文書抜粋:
-.-.-
本件補正は、本件補正前の請求項1,9,12,13の「第2のデータブロックを、記録方向および記録方向に垂直の方向に分割する」時の垂直方向の分割数が「2」である点を限定すると共に、「データエリア」が「セクタ」であり、「セクタの先頭以外のブロックに対してはフレームの先頭を示すフレーム同期信号を付加し、前記セクタの先頭のブロックに対しては少なくともセクタの先頭を示す同期信号を付加することにより形成されるフレームを複数集めてなるセクタ」である点を限定するものとなるから、平成6年改正前特許法第17条の2第3項第2号に掲げる特許請求の範囲の減縮を目的とするものである。

そこで、本件補正における特許請求の範囲の請求項1に記載されている事項により特定される発明が特許出願の際独立して特許を受けることができるものであるか(平成18年改正前特許法第17条の2第5項において準用する同法第126第5項に規定する要件を満たすか)否かを、請求項1に係る発明(以下「本願補正発明」という。)について以下検討する。

2.刊行物及びその記載
原査定の拒絶の理由に引用された、本願出願前に頒布された刊行物である特開平7-130092号公報(以下「刊行物」という。)には、図面とともに以下の技術事項が記載されている。(なお、下線は当審で付与した。)
(1)「【0025】図3は、CD-MOのセクターフォーマットを示している。アドレス領域には各セクタのアドレスを示すアドレスデータが記録される。W/Rセットリング領域はデータが何等記録されない領域であり、光ピックアップのレーザダイオードの発光パワーを調整するための領域である。VFO領域は、VFO(PLL)をロックさせるための領域であると共に、EFMのDCフリーの性質を使った抜き出し回路が良好に働くようにするための領域である。このVFO領域には、EFMのout of ruleの符号でかつDCフリーの符号、例えばEFMのSYNCパターンが2?3回繰り返し記録される。SYNC領域は、この後よりデータ領域が始まることを示す領域である。このSYNC領域には、EFMのout of ruleの符号でかつDCフリーの符号、例えばEFMのSYNCパターンが3?4回繰り返し記録される。
-.-.-
[要素ボックスのデータ]
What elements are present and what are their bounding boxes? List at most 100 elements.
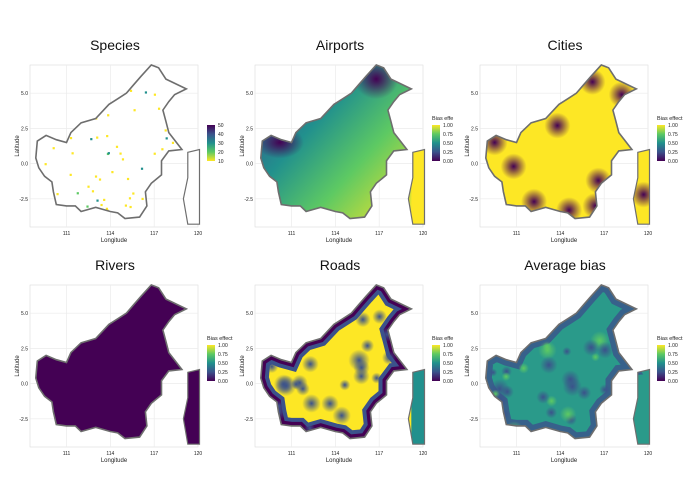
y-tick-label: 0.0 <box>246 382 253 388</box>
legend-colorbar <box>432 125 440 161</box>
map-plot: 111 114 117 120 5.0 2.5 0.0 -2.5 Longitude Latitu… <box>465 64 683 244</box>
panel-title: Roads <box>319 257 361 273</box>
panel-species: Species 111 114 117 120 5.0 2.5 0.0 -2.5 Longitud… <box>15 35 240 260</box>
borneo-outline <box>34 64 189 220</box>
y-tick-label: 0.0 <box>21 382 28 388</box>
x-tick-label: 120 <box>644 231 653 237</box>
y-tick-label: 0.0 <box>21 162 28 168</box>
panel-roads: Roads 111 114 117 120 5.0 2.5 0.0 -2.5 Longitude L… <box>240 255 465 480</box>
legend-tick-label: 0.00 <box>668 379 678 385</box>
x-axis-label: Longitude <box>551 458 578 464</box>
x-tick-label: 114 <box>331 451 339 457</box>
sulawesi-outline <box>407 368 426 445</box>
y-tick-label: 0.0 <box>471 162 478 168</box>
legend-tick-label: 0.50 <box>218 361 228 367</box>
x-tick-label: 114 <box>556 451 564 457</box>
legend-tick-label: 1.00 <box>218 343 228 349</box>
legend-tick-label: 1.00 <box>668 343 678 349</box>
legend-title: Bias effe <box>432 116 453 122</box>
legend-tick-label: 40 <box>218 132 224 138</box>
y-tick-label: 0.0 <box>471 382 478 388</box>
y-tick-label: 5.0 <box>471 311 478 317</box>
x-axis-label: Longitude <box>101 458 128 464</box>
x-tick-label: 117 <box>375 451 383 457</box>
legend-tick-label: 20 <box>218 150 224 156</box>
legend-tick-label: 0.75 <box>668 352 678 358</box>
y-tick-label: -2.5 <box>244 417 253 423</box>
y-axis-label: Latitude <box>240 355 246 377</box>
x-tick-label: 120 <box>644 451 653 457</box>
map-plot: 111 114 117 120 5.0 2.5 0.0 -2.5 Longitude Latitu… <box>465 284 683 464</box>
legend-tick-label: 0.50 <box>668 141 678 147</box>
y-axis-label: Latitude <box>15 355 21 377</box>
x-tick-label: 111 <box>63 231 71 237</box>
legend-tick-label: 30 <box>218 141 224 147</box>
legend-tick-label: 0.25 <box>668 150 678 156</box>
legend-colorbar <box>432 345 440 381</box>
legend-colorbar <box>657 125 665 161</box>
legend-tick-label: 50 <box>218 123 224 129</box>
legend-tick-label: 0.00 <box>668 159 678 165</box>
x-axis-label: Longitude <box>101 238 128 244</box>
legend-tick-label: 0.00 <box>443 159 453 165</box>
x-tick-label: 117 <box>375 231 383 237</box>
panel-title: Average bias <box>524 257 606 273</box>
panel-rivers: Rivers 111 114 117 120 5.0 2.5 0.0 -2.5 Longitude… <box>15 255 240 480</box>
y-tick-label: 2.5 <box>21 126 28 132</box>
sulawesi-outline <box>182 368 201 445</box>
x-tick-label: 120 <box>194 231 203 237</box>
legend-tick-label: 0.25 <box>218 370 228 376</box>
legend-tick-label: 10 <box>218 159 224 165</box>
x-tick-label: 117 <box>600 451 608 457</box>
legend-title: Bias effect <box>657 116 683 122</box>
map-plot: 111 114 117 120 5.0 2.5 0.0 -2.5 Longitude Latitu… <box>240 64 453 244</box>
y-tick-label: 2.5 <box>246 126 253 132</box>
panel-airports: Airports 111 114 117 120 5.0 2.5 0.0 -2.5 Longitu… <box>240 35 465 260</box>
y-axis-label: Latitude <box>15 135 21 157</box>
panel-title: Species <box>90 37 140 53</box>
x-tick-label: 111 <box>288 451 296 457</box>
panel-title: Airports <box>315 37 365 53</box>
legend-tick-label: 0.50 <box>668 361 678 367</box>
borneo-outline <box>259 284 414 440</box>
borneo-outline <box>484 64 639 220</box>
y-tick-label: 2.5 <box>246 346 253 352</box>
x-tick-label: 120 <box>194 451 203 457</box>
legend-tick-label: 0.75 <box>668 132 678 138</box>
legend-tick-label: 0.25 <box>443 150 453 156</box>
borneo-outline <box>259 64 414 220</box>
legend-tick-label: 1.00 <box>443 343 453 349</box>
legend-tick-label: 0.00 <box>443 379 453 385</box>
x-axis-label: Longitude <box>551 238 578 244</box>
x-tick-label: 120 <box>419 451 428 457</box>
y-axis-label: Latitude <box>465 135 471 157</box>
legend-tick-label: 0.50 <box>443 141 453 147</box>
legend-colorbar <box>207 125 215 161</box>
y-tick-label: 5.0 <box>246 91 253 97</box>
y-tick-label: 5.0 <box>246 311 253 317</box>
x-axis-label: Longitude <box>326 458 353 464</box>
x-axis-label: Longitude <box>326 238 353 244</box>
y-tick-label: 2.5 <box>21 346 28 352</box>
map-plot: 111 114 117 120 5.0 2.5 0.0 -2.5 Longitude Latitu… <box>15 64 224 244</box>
-.-.-
作業内容:
#1 上記の特許審決の抜粋について、次の問いに答えてください。
(a) 本件補正は、平成6年改正前特許法第17条の2第3項の第何号に掲げる事項を目的とするものとされていますか。
(b) 原査定の拒絶の理由に引用された刊行物は、何という公報ですか。
(c) 刊行物の【0025】によれば、W/Rセットリング領域は何を調整するための領域ですか。
#2 CD-MOのセクタフォーマットに触れた上記の特許審決の抜粋を、最後の文の後から書き進めてください。

回答一覧:
#1
(a) 第2号（特許請求の範囲の減縮）
(b) 特開平7-130092号公報
(c) 光ピックアップのレーザダイオードの発光パワー

#2
【0026】データ領域は、1セクタ(98フレーム)分のデータが記録される領域である。ギャップ領域は、スピンドルモータの回転ムラ、光ディスク1の偏心による位相ずれを吸収するための領域である。
【0027】上述したアドレス領域には、エンボス加工によるプリピット(位相ピット)でもってアドレスデータが予め記録される。シーク中でも読みとれるようにアドレスデータは、例えば低密度のグレイコードとされる。このアドレスデータを2重または3重書きし、または誤り訂正符号を付加することでさらに強化できる。なお、本例では1セクタ毎にアドレス領域が設けられるが、さらに細かくアドレス領域を設けてもよい。なお、アドレス領域にアドレスデータを予め光磁気記録してもよい。」

(2)「【0029】また、データ領域に記録されるデータのフレーム構造およびセクタ構造はCD-ROMの場合と同様とされる。すなわち、図5に示すようなフレーム構造にデータが展開され、EFM変調されて記録される。すなわち、1フレームは、24シンボル(1シンボルは8ビット、EFM変調されて14チャネルビット)のデータビットと、8シンボルのパリティと、1シンボルのサブコードと、図示しない24チャネルビットのフレームシンクと、直流分抑圧用のマージンビットからなる。したがって、1フレームの総チャネルビット数は、588チャネルビットとなる。なお、データはオーディオ用のコンパクトディスクではオーディオデータであるが、本例においてはCD-ROMデータである。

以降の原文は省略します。